- Aim of the task
In the entries below, find every line with "this" and copy it.

- Collection entries
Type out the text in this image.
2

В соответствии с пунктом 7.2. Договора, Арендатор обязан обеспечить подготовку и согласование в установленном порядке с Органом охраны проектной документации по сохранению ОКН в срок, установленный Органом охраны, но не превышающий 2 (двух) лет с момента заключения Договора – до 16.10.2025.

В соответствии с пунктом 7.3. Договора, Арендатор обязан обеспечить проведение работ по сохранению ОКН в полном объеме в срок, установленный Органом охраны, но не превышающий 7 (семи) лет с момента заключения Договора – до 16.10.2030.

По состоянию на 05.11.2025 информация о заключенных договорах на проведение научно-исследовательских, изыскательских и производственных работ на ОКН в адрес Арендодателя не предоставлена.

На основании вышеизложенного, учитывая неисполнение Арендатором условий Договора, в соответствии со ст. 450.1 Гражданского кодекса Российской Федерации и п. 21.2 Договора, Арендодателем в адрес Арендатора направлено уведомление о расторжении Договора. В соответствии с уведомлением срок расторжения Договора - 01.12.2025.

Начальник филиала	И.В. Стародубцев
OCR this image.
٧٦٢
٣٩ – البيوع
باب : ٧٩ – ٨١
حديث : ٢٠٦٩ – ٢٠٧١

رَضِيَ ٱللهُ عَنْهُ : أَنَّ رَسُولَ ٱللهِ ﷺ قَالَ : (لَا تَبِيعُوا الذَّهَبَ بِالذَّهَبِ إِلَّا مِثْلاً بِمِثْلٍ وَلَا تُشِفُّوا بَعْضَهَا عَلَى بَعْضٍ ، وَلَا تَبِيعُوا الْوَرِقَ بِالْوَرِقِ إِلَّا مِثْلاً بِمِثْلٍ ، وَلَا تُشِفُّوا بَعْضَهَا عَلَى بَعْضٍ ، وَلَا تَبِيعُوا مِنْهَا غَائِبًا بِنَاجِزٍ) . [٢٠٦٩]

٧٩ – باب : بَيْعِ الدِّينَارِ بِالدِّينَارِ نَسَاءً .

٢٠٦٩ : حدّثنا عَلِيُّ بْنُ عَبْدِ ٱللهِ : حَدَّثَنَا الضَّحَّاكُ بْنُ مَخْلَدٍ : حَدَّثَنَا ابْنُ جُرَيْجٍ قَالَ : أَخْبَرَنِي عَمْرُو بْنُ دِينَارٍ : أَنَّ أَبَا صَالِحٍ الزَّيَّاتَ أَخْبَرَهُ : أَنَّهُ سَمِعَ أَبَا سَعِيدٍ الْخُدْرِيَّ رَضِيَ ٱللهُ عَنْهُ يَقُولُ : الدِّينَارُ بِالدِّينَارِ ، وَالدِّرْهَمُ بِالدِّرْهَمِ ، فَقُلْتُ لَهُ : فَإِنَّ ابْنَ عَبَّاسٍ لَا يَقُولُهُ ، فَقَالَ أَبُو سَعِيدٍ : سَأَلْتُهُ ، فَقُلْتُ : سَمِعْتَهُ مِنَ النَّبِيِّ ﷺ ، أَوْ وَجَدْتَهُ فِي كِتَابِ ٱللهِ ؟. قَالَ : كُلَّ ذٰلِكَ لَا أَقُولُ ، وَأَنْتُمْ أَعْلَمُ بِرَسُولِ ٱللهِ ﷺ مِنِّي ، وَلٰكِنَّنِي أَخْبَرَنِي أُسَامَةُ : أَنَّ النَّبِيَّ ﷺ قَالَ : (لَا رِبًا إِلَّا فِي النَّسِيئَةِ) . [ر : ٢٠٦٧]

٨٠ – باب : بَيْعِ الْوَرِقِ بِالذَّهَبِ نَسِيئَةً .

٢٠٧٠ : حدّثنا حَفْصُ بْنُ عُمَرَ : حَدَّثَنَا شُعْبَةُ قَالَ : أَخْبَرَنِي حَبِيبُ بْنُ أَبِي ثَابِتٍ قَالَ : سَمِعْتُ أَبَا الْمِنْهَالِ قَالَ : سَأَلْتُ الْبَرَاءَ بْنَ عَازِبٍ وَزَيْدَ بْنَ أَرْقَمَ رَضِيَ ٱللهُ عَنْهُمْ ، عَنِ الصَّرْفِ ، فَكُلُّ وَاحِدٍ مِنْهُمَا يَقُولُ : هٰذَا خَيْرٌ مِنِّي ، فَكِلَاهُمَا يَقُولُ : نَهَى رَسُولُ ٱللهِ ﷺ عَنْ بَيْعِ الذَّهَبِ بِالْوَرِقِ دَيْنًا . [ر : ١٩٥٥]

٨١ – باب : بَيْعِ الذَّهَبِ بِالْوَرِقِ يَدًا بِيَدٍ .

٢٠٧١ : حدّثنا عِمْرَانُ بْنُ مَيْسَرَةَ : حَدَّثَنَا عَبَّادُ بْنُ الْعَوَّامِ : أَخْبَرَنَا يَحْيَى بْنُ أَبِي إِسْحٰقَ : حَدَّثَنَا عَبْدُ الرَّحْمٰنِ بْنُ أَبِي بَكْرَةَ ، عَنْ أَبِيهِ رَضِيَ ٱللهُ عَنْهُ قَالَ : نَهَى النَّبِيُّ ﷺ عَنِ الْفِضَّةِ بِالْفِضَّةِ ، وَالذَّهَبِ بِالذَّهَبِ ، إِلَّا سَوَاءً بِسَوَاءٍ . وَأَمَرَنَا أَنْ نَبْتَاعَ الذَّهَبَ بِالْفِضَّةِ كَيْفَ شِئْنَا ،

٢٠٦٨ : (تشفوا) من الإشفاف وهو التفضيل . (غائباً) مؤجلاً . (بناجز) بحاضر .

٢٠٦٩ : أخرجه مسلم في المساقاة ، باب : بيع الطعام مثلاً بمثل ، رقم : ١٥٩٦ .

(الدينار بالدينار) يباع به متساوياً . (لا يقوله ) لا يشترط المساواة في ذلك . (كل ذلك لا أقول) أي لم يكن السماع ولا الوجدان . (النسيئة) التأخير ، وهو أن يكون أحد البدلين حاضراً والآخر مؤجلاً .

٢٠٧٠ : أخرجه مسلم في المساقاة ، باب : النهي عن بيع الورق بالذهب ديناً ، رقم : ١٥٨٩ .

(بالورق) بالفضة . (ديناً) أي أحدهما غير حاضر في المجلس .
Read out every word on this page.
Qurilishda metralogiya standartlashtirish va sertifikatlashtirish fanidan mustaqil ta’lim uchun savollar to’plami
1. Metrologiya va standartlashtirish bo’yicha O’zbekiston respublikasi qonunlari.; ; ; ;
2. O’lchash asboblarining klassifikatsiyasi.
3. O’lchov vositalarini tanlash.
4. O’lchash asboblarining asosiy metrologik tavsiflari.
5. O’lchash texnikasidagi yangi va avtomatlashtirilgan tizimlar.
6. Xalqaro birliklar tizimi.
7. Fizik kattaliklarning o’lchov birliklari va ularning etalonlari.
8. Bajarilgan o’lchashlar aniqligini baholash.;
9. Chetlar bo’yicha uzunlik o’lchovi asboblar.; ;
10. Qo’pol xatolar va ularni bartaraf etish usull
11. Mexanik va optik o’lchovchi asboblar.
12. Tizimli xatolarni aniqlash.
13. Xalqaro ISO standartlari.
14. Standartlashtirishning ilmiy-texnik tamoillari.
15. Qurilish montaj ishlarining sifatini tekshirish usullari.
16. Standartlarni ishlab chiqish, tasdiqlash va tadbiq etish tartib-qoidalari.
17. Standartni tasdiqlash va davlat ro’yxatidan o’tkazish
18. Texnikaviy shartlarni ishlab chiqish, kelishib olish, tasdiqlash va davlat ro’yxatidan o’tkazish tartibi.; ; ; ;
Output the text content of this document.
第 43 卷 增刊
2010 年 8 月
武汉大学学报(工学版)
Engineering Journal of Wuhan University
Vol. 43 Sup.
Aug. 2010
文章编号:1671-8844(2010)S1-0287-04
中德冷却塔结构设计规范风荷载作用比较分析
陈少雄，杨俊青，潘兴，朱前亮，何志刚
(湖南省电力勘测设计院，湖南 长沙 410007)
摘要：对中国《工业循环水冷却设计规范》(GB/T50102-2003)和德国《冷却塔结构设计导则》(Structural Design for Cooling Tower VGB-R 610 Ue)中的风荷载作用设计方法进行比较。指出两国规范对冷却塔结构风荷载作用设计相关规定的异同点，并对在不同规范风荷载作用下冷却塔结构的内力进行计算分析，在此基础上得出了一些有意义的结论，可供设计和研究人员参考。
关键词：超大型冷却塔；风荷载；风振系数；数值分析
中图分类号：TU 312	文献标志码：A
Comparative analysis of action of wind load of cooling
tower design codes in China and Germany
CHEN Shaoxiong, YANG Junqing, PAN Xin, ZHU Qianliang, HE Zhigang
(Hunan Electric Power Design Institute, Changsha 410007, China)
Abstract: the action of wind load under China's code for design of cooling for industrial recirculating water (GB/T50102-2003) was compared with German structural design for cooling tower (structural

- The completed task
Type out the text in this image.
OCR this image.
Read out every word on this page.
Output the text content of this document.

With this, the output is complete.